_Records excerpted from a collection_
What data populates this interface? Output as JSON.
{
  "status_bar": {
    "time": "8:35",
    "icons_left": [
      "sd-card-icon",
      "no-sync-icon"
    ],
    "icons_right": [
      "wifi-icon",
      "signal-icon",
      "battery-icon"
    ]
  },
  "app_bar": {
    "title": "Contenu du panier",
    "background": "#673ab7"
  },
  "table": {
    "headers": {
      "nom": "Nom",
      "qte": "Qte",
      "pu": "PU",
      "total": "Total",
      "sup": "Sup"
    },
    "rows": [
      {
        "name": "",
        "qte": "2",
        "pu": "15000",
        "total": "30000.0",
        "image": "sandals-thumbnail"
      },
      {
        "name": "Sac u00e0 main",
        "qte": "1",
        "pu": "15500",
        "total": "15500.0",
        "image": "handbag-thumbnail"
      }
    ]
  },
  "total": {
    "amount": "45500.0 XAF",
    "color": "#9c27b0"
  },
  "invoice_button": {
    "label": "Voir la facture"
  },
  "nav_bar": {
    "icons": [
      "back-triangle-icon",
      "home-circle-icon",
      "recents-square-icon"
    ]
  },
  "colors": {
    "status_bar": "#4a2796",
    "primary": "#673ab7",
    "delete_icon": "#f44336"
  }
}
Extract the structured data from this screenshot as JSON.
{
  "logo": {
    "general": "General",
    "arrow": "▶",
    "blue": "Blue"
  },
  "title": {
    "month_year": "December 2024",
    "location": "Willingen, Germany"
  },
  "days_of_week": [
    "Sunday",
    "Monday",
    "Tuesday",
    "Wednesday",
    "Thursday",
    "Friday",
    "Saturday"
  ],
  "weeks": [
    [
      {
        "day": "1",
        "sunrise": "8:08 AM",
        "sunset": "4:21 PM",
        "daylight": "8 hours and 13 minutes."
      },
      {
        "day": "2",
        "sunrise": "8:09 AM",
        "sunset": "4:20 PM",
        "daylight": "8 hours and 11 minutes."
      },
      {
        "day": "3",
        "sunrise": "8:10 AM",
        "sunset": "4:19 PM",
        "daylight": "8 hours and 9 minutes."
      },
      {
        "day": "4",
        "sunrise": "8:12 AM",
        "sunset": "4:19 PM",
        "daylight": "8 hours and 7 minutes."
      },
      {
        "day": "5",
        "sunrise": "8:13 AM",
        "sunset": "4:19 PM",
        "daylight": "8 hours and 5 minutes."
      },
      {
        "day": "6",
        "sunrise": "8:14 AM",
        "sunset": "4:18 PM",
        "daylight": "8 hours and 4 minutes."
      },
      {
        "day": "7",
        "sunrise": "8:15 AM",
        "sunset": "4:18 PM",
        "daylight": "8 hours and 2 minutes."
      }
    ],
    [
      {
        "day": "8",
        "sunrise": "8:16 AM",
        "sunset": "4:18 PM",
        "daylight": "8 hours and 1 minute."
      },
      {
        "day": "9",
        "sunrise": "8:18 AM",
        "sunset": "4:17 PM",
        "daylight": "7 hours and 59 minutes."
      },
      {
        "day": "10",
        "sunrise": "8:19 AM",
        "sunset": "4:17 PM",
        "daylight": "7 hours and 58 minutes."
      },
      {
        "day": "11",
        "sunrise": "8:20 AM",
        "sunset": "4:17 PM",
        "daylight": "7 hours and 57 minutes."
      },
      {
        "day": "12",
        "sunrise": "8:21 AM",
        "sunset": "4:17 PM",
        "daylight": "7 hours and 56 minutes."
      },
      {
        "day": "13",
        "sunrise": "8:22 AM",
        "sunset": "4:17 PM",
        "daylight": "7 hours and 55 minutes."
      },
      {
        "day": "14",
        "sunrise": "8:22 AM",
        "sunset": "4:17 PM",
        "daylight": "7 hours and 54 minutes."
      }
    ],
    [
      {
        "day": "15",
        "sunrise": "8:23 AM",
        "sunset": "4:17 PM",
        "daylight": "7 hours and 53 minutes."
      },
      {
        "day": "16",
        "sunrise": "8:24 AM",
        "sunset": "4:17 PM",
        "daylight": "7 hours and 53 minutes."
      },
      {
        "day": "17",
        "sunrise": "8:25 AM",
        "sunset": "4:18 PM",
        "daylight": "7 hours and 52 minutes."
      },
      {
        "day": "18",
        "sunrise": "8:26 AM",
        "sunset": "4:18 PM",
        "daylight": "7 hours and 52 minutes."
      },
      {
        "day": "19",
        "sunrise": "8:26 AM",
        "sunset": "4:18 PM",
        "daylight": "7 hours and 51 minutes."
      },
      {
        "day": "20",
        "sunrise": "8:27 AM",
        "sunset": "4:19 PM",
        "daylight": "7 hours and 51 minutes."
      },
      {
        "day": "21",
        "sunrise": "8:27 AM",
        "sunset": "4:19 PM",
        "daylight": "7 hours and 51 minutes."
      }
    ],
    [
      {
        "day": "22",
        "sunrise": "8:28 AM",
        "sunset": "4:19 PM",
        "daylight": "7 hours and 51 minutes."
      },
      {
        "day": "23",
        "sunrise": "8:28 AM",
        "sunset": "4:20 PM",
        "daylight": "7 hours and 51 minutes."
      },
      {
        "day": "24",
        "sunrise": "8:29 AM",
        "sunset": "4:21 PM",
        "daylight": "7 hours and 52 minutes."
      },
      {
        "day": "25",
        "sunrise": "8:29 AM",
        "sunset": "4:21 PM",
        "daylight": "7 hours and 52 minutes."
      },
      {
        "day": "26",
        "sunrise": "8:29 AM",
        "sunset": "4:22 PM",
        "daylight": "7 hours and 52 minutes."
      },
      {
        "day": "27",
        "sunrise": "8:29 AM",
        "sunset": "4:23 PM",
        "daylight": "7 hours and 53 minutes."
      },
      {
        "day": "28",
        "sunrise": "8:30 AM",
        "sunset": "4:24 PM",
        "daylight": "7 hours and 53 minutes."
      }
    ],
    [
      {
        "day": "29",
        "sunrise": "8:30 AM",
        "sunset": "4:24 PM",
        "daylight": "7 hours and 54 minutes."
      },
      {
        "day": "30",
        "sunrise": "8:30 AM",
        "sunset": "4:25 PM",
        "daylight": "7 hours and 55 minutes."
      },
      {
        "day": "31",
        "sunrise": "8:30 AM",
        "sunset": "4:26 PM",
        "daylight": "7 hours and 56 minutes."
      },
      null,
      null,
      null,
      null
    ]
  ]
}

_Stated goal_
Word for word, write out all of the data above.

_Final result_
What data populates this interface? Output as JSON.
{
  "status_bar": {
    "time": "8:35",
    "icons_left": [
      "sd-card-icon",
      "no-sync-icon"
    ],
    "icons_right": [
      "wifi-icon",
      "signal-icon",
      "battery-icon"
    ]
  },
  "app_bar": {
    "title": "Contenu du panier",
    "background": "#673ab7"
  },
  "table": {
    "headers": {
      "nom": "Nom",
      "qte": "Qte",
      "pu": "PU",
      "total": "Total",
      "sup": "Sup"
    },
    "rows": [
      {
        "name": "",
        "qte": "2",
        "pu": "15000",
        "total": "30000.0",
        "image": "sandals-thumbnail"
      },
      {
        "name": "Sac u00e0 main",
        "qte": "1",
        "pu": "15500",
        "total": "15500.0",
        "image": "handbag-thumbnail"
      }
    ]
  },
  "total": {
    "amount": "45500.0 XAF",
    "color": "#9c27b0"
  },
  "invoice_button": {
    "label": "Voir la facture"
  },
  "nav_bar": {
    "icons": [
      "back-triangle-icon",
      "home-circle-icon",
      "recents-square-icon"
    ]
  },
  "colors": {
    "status_bar": "#4a2796",
    "primary": "#673ab7",
    "delete_icon": "#f44336"
  }
}
Extract the structured data from this screenshot as JSON.
{
  "logo": {
    "general": "General",
    "arrow": "▶",
    "blue": "Blue"
  },
  "title": {
    "month_year": "December 2024",
    "location": "Willingen, Germany"
  },
  "days_of_week": [
    "Sunday",
    "Monday",
    "Tuesday",
    "Wednesday",
    "Thursday",
    "Friday",
    "Saturday"
  ],
  "weeks": [
    [
      {
        "day": "1",
        "sunrise": "8:08 AM",
        "sunset": "4:21 PM",
        "daylight": "8 hours and 13 minutes."
      },
      {
        "day": "2",
        "sunrise": "8:09 AM",
        "sunset": "4:20 PM",
        "daylight": "8 hours and 11 minutes."
      },
      {
        "day": "3",
        "sunrise": "8:10 AM",
        "sunset": "4:19 PM",
        "daylight": "8 hours and 9 minutes."
      },
      {
        "day": "4",
        "sunrise": "8:12 AM",
        "sunset": "4:19 PM",
        "daylight": "8 hours and 7 minutes."
      },
      {
        "day": "5",
        "sunrise": "8:13 AM",
        "sunset": "4:19 PM",
        "daylight": "8 hours and 5 minutes."
      },
      {
        "day": "6",
        "sunrise": "8:14 AM",
        "sunset": "4:18 PM",
        "daylight": "8 hours and 4 minutes."
      },
      {
        "day": "7",
        "sunrise": "8:15 AM",
        "sunset": "4:18 PM",
        "daylight": "8 hours and 2 minutes."
      }
    ],
    [
      {
        "day": "8",
        "sunrise": "8:16 AM",
        "sunset": "4:18 PM",
        "daylight": "8 hours and 1 minute."
      },
      {
        "day": "9",
        "sunrise": "8:18 AM",
        "sunset": "4:17 PM",
        "daylight": "7 hours and 59 minutes."
      },
      {
        "day": "10",
        "sunrise": "8:19 AM",
        "sunset": "4:17 PM",
        "daylight": "7 hours and 58 minutes."
      },
      {
        "day": "11",
        "sunrise": "8:20 AM",
        "sunset": "4:17 PM",
        "daylight": "7 hours and 57 minutes."
      },
      {
        "day": "12",
        "sunrise": "8:21 AM",
        "sunset": "4:17 PM",
        "daylight": "7 hours and 56 minutes."
      },
      {
        "day": "13",
        "sunrise": "8:22 AM",
        "sunset": "4:17 PM",
        "daylight": "7 hours and 55 minutes."
      },
      {
        "day": "14",
        "sunrise": "8:22 AM",
        "sunset": "4:17 PM",
        "daylight": "7 hours and 54 minutes."
      }
    ],
    [
      {
        "day": "15",
        "sunrise": "8:23 AM",
        "sunset": "4:17 PM",
        "daylight": "7 hours and 53 minutes."
      },
      {
        "day": "16",
        "sunrise": "8:24 AM",
        "sunset": "4:17 PM",
        "daylight": "7 hours and 53 minutes."
      },
      {
        "day": "17",
        "sunrise": "8:25 AM",
        "sunset": "4:18 PM",
        "daylight": "7 hours and 52 minutes."
      },
      {
        "day": "18",
        "sunrise": "8:26 AM",
        "sunset": "4:18 PM",
        "daylight": "7 hours and 52 minutes."
      },
      {
        "day": "19",
        "sunrise": "8:26 AM",
        "sunset": "4:18 PM",
        "daylight": "7 hours and 51 minutes."
      },
      {
        "day": "20",
        "sunrise": "8:27 AM",
        "sunset": "4:19 PM",
        "daylight": "7 hours and 51 minutes."
      },
      {
        "day": "21",
        "sunrise": "8:27 AM",
        "sunset": "4:19 PM",
        "daylight": "7 hours and 51 minutes."
      }
    ],
    [
      {
        "day": "22",
        "sunrise": "8:28 AM",
        "sunset": "4:19 PM",
        "daylight": "7 hours and 51 minutes."
      },
      {
        "day": "23",
        "sunrise": "8:28 AM",
        "sunset": "4:20 PM",
        "daylight": "7 hours and 51 minutes."
      },
      {
        "day": "24",
        "sunrise": "8:29 AM",
        "sunset": "4:21 PM",
        "daylight": "7 hours and 52 minutes."
      },
      {
        "day": "25",
        "sunrise": "8:29 AM",
        "sunset": "4:21 PM",
        "daylight": "7 hours and 52 minutes."
      },
      {
        "day": "26",
        "sunrise": "8:29 AM",
        "sunset": "4:22 PM",
        "daylight": "7 hours and 52 minutes."
      },
      {
        "day": "27",
        "sunrise": "8:29 AM",
        "sunset": "4:23 PM",
        "daylight": "7 hours and 53 minutes."
      },
      {
        "day": "28",
        "sunrise": "8:30 AM",
        "sunset": "4:24 PM",
        "daylight": "7 hours and 53 minutes."
      }
    ],
    [
      {
        "day": "29",
        "sunrise": "8:30 AM",
        "sunset": "4:24 PM",
        "daylight": "7 hours and 54 minutes."
      },
      {
        "day": "30",
        "sunrise": "8:30 AM",
        "sunset": "4:25 PM",
        "daylight": "7 hours and 55 minutes."
      },
      {
        "day": "31",
        "sunrise": "8:30 AM",
        "sunset": "4:26 PM",
        "daylight": "7 hours and 56 minutes."
      },
      null,
      null,
      null,
      null
    ]
  ]
}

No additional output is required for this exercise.